[Records for this task start]

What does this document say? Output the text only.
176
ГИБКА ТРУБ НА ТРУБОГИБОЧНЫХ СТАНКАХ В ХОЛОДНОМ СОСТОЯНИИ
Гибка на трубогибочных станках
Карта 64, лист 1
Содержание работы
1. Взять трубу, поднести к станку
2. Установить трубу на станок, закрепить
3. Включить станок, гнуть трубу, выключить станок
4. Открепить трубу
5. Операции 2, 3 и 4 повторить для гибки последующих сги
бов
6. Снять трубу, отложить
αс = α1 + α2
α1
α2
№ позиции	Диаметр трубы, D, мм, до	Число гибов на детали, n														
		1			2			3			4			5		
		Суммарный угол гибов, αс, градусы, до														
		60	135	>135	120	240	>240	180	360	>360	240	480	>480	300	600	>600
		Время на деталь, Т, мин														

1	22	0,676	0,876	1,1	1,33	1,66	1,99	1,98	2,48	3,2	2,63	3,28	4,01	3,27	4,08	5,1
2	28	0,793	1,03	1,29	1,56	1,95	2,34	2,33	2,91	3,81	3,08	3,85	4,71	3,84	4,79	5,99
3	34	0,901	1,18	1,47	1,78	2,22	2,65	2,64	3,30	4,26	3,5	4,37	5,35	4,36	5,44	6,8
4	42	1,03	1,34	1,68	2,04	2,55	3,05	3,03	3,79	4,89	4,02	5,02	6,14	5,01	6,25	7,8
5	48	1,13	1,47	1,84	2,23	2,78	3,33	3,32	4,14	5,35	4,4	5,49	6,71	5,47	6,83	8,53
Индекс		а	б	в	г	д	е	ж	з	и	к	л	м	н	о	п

[Records for this task end]

--- What the task requires ---
In the entries above, identify every line with the word "трубу". Copy those lines.

--- Response below ---
1. Взять трубу, поднести к станку
2. Установить трубу на станок, закрепить
3. Включить станок, гнуть трубу, выключить станок
4. Открепить трубу
6. Снять трубу, отложить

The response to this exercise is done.